— START —

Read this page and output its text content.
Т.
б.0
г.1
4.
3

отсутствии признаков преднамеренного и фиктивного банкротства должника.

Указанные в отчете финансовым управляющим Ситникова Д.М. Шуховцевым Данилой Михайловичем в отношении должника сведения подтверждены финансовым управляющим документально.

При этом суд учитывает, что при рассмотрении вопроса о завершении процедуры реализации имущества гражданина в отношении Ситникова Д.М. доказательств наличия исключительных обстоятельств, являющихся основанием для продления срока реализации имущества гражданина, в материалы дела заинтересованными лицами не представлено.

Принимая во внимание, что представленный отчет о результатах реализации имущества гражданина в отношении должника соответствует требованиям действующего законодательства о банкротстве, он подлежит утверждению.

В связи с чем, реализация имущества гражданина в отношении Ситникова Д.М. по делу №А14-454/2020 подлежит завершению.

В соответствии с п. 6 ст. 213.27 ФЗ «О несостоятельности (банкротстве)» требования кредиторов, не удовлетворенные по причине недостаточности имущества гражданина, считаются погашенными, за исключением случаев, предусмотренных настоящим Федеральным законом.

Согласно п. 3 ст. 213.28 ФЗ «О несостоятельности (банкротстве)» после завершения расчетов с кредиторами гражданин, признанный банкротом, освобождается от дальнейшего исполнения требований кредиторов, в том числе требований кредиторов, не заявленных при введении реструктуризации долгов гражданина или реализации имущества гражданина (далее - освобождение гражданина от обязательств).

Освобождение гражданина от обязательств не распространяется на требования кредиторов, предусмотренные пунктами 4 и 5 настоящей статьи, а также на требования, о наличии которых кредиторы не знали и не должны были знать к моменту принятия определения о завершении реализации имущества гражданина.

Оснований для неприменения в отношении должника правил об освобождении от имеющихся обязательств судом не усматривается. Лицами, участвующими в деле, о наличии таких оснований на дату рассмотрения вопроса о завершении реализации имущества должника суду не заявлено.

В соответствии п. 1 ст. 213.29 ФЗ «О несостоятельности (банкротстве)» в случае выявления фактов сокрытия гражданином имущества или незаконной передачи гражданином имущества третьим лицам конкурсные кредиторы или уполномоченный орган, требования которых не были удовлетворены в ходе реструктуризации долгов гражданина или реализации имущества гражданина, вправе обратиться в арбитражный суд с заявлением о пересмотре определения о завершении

— END —

Do this.
Write every record out again, unaltered.

Task solution.
Read this page and output its text content.
Т.
б.0
г.1
4.
3

отсутствии признаков преднамеренного и фиктивного банкротства должника.

Указанные в отчете финансовым управляющим Ситникова Д.М. Шуховцевым Данилой Михайловичем в отношении должника сведения подтверждены финансовым управляющим документально.

При этом суд учитывает, что при рассмотрении вопроса о завершении процедуры реализации имущества гражданина в отношении Ситникова Д.М. доказательств наличия исключительных обстоятельств, являющихся основанием для продления срока реализации имущества гражданина, в материалы дела заинтересованными лицами не представлено.

Принимая во внимание, что представленный отчет о результатах реализации имущества гражданина в отношении должника соответствует требованиям действующего законодательства о банкротстве, он подлежит утверждению.

В связи с чем, реализация имущества гражданина в отношении Ситникова Д.М. по делу №А14-454/2020 подлежит завершению.

В соответствии с п. 6 ст. 213.27 ФЗ «О несостоятельности (банкротстве)» требования кредиторов, не удовлетворенные по причине недостаточности имущества гражданина, считаются погашенными, за исключением случаев, предусмотренных настоящим Федеральным законом.

Согласно п. 3 ст. 213.28 ФЗ «О несостоятельности (банкротстве)» после завершения расчетов с кредиторами гражданин, признанный банкротом, освобождается от дальнейшего исполнения требований кредиторов, в том числе требований кредиторов, не заявленных при введении реструктуризации долгов гражданина или реализации имущества гражданина (далее - освобождение гражданина от обязательств).

Освобождение гражданина от обязательств не распространяется на требования кредиторов, предусмотренные пунктами 4 и 5 настоящей статьи, а также на требования, о наличии которых кредиторы не знали и не должны были знать к моменту принятия определения о завершении реализации имущества гражданина.

Оснований для неприменения в отношении должника правил об освобождении от имеющихся обязательств судом не усматривается. Лицами, участвующими в деле, о наличии таких оснований на дату рассмотрения вопроса о завершении реализации имущества должника суду не заявлено.

В соответствии п. 1 ст. 213.29 ФЗ «О несостоятельности (банкротстве)» в случае выявления фактов сокрытия гражданином имущества или незаконной передачи гражданином имущества третьим лицам конкурсные кредиторы или уполномоченный орган, требования которых не были удовлетворены в ходе реструктуризации долгов гражданина или реализации имущества гражданина, вправе обратиться в арбитражный суд с заявлением о пересмотре определения о завершении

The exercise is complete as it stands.